* [本文]:
〇10番(菅原一敏君) 御答弁をいただきましてありがとうございました。
 何点か再質問をさせていただきたいと思います。
 まず、公共職業安定所の再編、出張所の廃止についてでありますけれども、いずれ、国の方針として廃止が避けられないということになれば、地域住民へのサービスの低下を来さないような代替措置が必要だという御答弁もあったわけでございますが、そのためにはやはり時間も必要なわけでございますから、この廃止について、何年か先延ばしにすることについて国に対して働きかけをするようなことはどうなのか。
 それから、今、地方分権の時代を迎えているわけでございますけれども、国の公共職業安定所という仕事、出張所で行っている仕事のあり方ということについて、国との間で検討されるなり、さまざまなことを通じまして、例えば県に対する権限移譲はできないものなのか、そういうことについて国等に対する提案といいますか、そのようなことはお考えになられておられないか、知事の考え方をお伺いしたいと思います。
 それから、医療局長にでございますが、診療所化後の住田病院について、新しい病院の経営計画の中で検討、位置づけをされるということでありましたけれども、いずれ、診療所化に当たって住民に対し医療局から説明した事項については、そのことをきっちりと参酌していただいて、経営計画にも盛り込んでいただくようにお願いしたいと思いますが、その辺についてもう一度お聞かせいただきたいと思います。

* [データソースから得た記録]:
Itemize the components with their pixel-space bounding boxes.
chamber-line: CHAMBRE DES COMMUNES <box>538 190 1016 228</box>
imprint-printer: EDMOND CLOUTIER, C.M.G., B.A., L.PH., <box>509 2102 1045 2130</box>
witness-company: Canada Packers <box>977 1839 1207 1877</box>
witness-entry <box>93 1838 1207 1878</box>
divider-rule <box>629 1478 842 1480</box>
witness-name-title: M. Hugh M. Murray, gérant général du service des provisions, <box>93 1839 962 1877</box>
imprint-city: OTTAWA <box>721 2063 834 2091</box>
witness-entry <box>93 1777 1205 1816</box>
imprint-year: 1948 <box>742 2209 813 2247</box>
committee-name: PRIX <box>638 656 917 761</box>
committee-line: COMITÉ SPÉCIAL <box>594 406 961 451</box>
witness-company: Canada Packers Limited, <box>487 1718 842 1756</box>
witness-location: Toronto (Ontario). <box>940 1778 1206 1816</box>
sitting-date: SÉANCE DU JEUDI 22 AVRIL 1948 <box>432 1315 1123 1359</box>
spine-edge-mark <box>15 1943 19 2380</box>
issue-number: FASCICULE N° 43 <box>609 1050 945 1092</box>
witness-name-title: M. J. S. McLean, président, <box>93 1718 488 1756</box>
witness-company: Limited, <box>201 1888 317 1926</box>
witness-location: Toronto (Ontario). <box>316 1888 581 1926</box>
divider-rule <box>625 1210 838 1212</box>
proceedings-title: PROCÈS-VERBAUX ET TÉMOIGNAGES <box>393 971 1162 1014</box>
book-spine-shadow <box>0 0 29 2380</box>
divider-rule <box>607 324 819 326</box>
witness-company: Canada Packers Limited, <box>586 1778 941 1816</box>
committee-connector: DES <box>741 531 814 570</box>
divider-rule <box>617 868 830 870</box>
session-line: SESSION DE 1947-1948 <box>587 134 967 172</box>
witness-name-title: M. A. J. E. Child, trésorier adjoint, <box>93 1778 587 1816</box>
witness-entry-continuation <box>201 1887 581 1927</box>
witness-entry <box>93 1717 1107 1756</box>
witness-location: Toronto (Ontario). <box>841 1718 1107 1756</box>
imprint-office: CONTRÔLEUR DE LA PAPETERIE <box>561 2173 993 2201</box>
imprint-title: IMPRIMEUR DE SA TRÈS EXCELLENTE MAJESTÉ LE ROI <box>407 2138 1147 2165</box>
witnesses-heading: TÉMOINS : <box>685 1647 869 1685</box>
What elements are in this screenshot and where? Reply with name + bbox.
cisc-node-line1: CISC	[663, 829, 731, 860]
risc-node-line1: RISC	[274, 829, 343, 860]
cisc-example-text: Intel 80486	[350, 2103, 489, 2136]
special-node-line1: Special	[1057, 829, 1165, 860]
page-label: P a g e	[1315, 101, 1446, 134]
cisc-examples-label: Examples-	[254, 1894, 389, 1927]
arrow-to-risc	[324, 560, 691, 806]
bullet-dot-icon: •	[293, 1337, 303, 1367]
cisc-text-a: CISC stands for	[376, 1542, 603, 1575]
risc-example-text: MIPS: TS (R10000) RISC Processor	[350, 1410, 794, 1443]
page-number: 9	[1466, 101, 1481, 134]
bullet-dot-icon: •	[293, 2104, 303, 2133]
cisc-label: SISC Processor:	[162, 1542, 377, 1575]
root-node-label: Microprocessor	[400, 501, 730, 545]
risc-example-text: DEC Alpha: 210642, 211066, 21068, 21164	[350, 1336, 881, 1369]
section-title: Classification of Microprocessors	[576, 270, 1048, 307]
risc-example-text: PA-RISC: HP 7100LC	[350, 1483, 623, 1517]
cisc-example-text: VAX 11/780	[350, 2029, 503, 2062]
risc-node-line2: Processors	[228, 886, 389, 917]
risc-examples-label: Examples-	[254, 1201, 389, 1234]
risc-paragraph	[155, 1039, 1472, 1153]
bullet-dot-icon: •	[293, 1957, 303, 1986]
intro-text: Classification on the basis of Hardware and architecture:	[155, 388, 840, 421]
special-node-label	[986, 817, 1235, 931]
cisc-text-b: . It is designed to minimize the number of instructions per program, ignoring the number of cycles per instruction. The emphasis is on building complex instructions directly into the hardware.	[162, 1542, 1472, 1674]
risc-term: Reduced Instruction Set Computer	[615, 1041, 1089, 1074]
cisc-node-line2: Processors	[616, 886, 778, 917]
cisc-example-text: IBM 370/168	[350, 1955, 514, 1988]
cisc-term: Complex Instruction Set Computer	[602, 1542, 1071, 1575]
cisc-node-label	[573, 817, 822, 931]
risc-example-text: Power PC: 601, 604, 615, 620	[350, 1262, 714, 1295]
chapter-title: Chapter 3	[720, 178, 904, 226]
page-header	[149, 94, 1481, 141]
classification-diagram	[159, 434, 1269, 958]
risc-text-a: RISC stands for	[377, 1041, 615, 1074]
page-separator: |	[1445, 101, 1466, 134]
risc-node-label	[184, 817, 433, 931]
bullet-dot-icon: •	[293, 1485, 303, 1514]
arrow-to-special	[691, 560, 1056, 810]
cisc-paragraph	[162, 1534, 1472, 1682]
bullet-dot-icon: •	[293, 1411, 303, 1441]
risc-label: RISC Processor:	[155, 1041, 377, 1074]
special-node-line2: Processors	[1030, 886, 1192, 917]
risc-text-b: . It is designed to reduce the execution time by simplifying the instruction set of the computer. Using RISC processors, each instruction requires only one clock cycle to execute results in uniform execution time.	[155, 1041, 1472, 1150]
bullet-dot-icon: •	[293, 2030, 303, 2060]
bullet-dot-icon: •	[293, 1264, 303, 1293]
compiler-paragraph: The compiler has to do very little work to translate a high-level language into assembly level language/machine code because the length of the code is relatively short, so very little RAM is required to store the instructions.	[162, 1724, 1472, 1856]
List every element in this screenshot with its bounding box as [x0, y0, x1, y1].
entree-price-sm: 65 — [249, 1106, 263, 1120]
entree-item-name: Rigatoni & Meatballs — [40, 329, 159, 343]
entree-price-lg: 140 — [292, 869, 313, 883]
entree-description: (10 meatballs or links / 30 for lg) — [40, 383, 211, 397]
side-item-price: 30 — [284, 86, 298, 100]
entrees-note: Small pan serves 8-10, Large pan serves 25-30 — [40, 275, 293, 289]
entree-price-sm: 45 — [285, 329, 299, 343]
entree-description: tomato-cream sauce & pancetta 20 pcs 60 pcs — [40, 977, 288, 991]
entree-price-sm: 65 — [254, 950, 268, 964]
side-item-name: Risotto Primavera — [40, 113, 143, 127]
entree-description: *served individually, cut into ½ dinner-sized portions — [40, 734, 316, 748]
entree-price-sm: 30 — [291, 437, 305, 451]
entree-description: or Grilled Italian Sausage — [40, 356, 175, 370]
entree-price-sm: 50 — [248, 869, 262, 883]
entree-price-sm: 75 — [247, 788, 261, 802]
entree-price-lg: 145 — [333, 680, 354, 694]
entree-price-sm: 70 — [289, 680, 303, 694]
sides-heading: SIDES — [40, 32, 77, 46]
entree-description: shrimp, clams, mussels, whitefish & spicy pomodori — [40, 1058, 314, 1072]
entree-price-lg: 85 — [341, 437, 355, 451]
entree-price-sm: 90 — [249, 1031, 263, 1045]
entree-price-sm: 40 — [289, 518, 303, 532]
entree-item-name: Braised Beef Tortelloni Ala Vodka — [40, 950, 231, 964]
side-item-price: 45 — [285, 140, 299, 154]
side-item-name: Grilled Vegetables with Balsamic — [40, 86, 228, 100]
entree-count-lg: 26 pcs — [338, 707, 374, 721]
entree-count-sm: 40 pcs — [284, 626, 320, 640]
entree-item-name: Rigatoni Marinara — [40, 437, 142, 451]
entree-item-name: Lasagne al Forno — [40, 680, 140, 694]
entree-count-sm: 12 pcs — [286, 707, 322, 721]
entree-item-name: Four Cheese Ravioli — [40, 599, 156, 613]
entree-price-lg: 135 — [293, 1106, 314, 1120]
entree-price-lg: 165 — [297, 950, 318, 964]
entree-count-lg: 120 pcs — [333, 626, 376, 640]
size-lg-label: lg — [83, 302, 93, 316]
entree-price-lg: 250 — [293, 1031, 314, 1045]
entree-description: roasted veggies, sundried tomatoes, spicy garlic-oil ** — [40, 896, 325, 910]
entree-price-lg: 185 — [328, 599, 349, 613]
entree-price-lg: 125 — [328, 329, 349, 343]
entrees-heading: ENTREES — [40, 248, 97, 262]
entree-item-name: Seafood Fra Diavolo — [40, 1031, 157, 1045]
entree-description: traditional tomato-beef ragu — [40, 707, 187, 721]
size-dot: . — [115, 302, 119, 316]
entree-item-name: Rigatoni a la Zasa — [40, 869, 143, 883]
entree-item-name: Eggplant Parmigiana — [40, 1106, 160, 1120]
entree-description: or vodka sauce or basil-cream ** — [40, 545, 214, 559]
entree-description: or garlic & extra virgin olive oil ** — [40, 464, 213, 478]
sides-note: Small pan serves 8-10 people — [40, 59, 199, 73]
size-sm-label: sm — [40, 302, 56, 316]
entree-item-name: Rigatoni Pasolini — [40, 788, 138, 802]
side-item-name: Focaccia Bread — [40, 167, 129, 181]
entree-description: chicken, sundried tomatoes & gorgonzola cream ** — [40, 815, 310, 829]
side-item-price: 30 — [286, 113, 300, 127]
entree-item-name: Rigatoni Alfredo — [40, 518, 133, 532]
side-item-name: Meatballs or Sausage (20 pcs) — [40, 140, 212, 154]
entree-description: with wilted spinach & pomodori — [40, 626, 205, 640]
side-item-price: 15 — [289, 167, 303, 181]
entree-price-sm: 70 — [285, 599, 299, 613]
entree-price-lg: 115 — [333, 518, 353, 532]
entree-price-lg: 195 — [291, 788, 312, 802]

* [課題]:
1) 本文のうち、「何点か再質問をさせていただきたいと思います。」から「かせいただきたいと思います。」までの部分を一字一句そのまま書き写してください。
2) 本文によると、診療所化後の住田病院は、どの計画の中で検討、位置づけされると答弁されましたか。
ここでの資料は、この作業には関わりません。

* [解答]:
1)
何点か再質問をさせていただきたいと思います。
 まず、公共職業安定所の再編、出張所の廃止についてでありますけれども、いずれ、国の方針として廃止が避けられないということになれば、地域住民へのサービスの低下を来さないような代替措置が必要だという御答弁もあったわけでございますが、そのためにはやはり時間も必要なわけでございますから、この廃止について、何年か先延ばしにすることについて国に対して働きかけをするようなことはどうなのか。
 それから、今、地方分権の時代を迎えているわけでございますけれども、国の公共職業安定所という仕事、出張所で行っている仕事のあり方ということについて、国との間で検討されるなり、さまざまなことを通じまして、例えば県に対する権限移譲はできないものなのか、そういうことについて国等に対する提案といいますか、そのようなことはお考えになられておられないか、知事の考え方をお伺いしたいと思います。
 それから、医療局長にでございますが、診療所化後の住田病院について、新しい病院の経営計画の中で検討、位置づけをされるということでありましたけれども、いずれ、診療所化に当たって住民に対し医療局から説明した事項については、そのことをきっちりと参酌していただいて、経営計画にも盛り込んでいただくようにお願いしたいと思いますが、その辺についてもう一度お聞かせいただきたいと思います。

2) 新しい病院の経営計画の中で検討、位置づけされると答弁されました。